═════ Provided data

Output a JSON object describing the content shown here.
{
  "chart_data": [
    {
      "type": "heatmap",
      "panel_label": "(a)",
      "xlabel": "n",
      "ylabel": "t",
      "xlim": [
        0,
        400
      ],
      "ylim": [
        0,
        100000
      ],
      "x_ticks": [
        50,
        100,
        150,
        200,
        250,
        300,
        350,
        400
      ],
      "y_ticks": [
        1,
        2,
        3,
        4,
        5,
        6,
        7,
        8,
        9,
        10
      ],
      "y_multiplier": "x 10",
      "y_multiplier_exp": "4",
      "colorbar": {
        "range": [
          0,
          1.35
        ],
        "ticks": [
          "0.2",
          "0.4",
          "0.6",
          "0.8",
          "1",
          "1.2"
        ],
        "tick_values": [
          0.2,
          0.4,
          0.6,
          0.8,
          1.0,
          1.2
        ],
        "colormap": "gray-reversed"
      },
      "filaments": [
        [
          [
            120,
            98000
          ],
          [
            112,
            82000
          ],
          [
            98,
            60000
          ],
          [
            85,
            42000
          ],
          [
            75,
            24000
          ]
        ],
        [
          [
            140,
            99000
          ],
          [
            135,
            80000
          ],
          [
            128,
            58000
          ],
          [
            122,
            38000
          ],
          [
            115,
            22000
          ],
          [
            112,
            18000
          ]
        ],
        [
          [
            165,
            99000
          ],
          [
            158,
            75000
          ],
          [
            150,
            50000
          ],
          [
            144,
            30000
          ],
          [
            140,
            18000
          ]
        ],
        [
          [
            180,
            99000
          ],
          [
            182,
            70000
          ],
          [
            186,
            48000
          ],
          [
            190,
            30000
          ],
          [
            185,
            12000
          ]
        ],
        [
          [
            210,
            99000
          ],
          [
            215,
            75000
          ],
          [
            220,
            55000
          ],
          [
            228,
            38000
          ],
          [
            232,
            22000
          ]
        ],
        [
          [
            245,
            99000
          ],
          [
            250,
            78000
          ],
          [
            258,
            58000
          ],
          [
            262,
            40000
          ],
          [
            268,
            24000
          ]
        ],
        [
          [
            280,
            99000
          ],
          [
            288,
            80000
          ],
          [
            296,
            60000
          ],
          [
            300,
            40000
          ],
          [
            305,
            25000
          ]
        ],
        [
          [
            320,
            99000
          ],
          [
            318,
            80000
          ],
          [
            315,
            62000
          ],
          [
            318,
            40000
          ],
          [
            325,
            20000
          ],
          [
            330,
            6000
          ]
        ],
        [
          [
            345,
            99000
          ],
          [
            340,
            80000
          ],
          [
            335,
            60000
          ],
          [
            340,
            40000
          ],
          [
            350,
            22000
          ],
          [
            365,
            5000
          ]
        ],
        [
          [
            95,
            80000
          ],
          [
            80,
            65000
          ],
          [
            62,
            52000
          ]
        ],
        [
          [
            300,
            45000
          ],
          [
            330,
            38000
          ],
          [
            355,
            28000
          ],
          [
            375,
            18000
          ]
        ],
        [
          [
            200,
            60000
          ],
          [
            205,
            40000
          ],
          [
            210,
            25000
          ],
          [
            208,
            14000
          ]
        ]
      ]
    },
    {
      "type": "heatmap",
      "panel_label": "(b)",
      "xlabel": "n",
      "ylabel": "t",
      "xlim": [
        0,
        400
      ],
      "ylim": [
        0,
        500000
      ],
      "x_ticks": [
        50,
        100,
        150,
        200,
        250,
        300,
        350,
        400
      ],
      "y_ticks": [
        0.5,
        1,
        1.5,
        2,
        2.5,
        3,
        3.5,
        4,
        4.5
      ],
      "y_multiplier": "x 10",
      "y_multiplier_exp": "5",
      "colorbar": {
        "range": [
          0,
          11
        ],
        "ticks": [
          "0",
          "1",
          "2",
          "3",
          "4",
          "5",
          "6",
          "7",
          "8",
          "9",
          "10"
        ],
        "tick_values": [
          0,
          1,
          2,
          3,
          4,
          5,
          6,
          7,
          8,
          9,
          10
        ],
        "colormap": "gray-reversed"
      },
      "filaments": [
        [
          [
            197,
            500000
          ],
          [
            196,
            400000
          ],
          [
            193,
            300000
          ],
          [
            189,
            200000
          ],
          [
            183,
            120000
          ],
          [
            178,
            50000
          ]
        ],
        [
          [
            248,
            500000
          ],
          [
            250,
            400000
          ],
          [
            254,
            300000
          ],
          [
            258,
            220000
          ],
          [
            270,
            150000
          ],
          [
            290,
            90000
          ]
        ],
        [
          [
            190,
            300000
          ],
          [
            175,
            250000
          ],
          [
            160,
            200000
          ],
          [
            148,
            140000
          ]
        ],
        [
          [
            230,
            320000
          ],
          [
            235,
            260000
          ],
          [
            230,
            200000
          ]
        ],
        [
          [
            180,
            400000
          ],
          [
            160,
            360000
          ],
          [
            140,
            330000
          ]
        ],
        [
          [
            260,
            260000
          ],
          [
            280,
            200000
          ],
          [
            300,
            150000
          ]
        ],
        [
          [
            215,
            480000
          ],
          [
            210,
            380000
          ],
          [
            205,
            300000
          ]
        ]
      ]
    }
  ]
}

══════════
═════ Provided data

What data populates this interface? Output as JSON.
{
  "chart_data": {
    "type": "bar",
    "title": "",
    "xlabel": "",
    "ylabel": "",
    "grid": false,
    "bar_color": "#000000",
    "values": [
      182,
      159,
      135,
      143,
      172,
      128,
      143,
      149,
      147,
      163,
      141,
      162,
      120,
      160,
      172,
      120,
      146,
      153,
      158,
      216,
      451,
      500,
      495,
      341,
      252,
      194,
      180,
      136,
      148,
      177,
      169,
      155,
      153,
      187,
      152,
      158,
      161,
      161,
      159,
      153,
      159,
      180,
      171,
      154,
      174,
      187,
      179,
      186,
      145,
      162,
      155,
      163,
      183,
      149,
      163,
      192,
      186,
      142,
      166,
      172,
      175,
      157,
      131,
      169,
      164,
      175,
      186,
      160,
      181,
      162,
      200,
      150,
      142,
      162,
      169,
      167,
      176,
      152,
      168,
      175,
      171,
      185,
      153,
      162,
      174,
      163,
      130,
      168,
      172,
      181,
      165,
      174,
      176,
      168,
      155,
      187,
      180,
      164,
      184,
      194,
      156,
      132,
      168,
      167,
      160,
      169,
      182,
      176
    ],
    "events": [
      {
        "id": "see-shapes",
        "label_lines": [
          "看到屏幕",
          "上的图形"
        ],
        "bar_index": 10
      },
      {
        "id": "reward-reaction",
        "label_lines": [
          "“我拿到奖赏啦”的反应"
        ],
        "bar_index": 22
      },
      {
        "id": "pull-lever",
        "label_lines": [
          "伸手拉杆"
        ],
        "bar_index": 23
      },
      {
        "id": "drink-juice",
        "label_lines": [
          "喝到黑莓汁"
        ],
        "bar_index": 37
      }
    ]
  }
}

══════════
═════ Provided data

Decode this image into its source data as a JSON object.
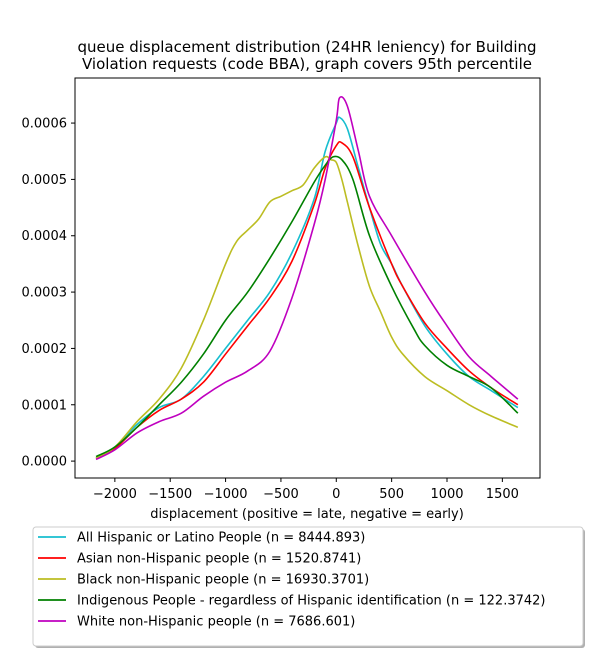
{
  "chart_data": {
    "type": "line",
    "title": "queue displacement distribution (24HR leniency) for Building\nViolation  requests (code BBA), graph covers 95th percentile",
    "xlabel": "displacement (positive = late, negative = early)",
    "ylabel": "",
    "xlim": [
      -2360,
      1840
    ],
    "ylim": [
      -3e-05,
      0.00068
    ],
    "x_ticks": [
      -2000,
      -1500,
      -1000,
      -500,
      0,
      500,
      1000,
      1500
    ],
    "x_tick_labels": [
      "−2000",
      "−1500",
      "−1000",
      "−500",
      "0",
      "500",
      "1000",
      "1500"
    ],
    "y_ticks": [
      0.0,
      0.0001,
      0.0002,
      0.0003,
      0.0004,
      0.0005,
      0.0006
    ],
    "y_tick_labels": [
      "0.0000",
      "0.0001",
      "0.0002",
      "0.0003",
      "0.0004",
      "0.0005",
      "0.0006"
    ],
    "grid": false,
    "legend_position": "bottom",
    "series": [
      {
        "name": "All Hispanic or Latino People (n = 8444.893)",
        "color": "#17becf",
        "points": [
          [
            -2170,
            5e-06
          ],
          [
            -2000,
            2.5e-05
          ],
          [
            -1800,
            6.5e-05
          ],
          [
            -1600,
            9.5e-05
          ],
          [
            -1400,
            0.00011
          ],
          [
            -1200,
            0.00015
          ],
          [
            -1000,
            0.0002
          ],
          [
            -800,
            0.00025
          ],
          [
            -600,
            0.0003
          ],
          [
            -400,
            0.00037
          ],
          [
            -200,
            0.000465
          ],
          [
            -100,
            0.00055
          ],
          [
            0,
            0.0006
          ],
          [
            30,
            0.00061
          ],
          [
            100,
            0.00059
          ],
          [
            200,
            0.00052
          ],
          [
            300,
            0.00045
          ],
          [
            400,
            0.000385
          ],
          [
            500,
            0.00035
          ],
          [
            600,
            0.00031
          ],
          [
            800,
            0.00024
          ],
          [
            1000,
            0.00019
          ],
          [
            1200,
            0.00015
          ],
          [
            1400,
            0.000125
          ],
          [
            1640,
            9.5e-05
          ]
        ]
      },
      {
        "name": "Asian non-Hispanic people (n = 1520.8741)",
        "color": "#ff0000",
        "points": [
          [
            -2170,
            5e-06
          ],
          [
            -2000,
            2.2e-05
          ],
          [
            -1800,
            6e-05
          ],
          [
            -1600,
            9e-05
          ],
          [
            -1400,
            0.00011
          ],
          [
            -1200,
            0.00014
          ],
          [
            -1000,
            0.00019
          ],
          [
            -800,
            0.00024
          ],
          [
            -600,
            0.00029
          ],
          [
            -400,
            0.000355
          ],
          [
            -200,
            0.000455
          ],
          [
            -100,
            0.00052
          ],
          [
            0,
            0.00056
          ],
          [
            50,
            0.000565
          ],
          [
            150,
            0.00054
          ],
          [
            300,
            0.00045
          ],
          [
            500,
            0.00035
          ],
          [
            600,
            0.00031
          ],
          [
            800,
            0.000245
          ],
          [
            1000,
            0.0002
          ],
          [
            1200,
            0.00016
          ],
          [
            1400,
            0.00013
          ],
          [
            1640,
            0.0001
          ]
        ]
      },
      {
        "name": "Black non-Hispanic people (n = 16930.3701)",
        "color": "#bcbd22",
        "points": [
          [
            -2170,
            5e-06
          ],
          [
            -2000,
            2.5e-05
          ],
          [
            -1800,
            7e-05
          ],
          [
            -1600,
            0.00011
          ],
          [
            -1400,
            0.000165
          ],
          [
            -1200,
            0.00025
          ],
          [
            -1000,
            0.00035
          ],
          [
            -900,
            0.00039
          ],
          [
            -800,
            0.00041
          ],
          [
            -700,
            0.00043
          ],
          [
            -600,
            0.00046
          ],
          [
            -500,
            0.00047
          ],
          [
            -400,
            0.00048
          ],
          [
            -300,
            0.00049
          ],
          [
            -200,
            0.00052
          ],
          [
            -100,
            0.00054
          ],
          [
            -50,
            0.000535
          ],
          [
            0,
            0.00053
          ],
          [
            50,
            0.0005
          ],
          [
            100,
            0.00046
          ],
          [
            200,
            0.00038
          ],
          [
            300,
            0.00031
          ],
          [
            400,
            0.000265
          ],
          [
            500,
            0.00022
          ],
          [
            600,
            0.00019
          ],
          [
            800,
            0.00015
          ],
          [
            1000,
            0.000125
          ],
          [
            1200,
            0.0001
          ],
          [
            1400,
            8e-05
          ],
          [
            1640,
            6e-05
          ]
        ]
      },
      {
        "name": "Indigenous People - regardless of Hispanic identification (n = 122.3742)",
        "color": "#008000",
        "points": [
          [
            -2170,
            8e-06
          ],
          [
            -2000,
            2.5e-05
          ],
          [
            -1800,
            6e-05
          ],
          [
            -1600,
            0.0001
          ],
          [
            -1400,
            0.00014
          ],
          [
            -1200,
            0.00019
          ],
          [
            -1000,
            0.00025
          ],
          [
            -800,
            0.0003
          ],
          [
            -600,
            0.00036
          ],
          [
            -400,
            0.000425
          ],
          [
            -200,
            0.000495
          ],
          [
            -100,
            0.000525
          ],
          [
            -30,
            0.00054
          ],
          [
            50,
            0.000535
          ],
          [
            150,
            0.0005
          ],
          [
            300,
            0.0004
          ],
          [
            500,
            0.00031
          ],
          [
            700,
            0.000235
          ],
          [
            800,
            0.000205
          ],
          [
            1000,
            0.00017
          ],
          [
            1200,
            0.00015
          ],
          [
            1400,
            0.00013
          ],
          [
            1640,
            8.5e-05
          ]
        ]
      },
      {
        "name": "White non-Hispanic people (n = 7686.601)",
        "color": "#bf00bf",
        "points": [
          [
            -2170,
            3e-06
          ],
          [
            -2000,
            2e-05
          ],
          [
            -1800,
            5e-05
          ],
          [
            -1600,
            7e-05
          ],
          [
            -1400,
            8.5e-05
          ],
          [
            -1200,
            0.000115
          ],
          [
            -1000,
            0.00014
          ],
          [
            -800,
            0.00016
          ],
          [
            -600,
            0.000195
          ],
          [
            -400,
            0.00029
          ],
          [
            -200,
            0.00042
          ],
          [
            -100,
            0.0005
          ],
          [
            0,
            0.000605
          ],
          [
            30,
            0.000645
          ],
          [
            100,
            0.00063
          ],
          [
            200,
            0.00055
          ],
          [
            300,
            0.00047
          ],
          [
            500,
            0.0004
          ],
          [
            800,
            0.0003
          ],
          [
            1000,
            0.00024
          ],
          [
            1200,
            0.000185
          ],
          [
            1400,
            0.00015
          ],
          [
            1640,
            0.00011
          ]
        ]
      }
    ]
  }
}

══════════

Exercise directions: Return each line that includes "displacement".

Final answer:
    "title": "queue displacement distribution (24HR leniency) for Building\nViolation  requests (code BBA), graph covers 95th percentile",
    "xlabel": "displacement (positive = late, negative = early)",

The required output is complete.